### [What to work on]
Provide only the number of lines in the listing that contain the string "title".

### [Data section]
▶

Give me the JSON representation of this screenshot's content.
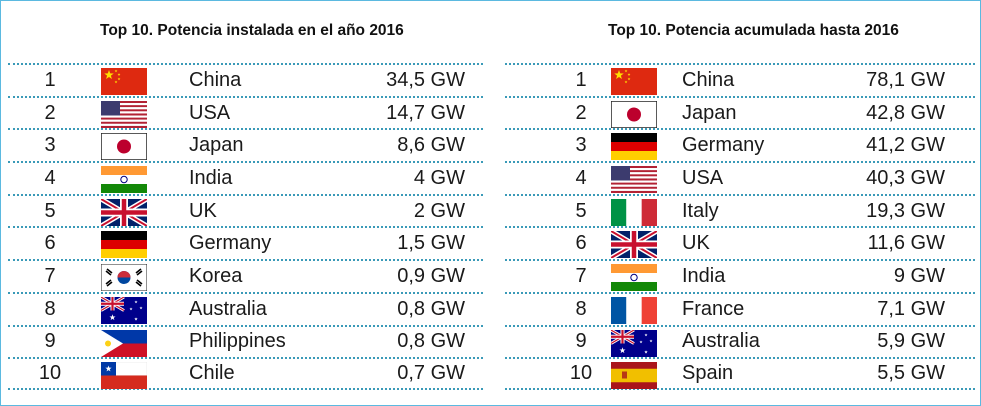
{
  "chart_data": [
    {
      "type": "table",
      "title": "Top 10. Potencia instalada en el año 2016",
      "columns": [
        "rank",
        "flag",
        "country",
        "value"
      ],
      "rows": [
        {
          "rank": "1",
          "flag": "china",
          "country": "China",
          "value": "34,5 GW",
          "gw": 34.5
        },
        {
          "rank": "2",
          "flag": "usa",
          "country": "USA",
          "value": "14,7 GW",
          "gw": 14.7
        },
        {
          "rank": "3",
          "flag": "japan",
          "country": "Japan",
          "value": "8,6 GW",
          "gw": 8.6
        },
        {
          "rank": "4",
          "flag": "india",
          "country": "India",
          "value": "4 GW",
          "gw": 4
        },
        {
          "rank": "5",
          "flag": "uk",
          "country": "UK",
          "value": "2 GW",
          "gw": 2
        },
        {
          "rank": "6",
          "flag": "germany",
          "country": "Germany",
          "value": "1,5 GW",
          "gw": 1.5
        },
        {
          "rank": "7",
          "flag": "korea",
          "country": "Korea",
          "value": "0,9 GW",
          "gw": 0.9
        },
        {
          "rank": "8",
          "flag": "australia",
          "country": "Australia",
          "value": "0,8 GW",
          "gw": 0.8
        },
        {
          "rank": "9",
          "flag": "philippines",
          "country": "Philippines",
          "value": "0,8 GW",
          "gw": 0.8
        },
        {
          "rank": "10",
          "flag": "chile",
          "country": "Chile",
          "value": "0,7 GW",
          "gw": 0.7
        }
      ]
    },
    {
      "type": "table",
      "title": "Top 10. Potencia acumulada hasta 2016",
      "columns": [
        "rank",
        "flag",
        "country",
        "value"
      ],
      "rows": [
        {
          "rank": "1",
          "flag": "china",
          "country": "China",
          "value": "78,1 GW",
          "gw": 78.1
        },
        {
          "rank": "2",
          "flag": "japan",
          "country": "Japan",
          "value": "42,8 GW",
          "gw": 42.8
        },
        {
          "rank": "3",
          "flag": "germany",
          "country": "Germany",
          "value": "41,2 GW",
          "gw": 41.2
        },
        {
          "rank": "4",
          "flag": "usa",
          "country": "USA",
          "value": "40,3 GW",
          "gw": 40.3
        },
        {
          "rank": "5",
          "flag": "italy",
          "country": "Italy",
          "value": "19,3 GW",
          "gw": 19.3
        },
        {
          "rank": "6",
          "flag": "uk",
          "country": "UK",
          "value": "11,6 GW",
          "gw": 11.6
        },
        {
          "rank": "7",
          "flag": "india",
          "country": "India",
          "value": "9 GW",
          "gw": 9
        },
        {
          "rank": "8",
          "flag": "france",
          "country": "France",
          "value": "7,1 GW",
          "gw": 7.1
        },
        {
          "rank": "9",
          "flag": "australia",
          "country": "Australia",
          "value": "5,9 GW",
          "gw": 5.9
        },
        {
          "rank": "10",
          "flag": "spain",
          "country": "Spain",
          "value": "5,5 GW",
          "gw": 5.5
        }
      ]
    }
  ],
  "colors": {
    "row_divider": "#3a9ab8",
    "frame_border": "#5bb9e0"
  }
}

◀

### [Output for this exercise]
2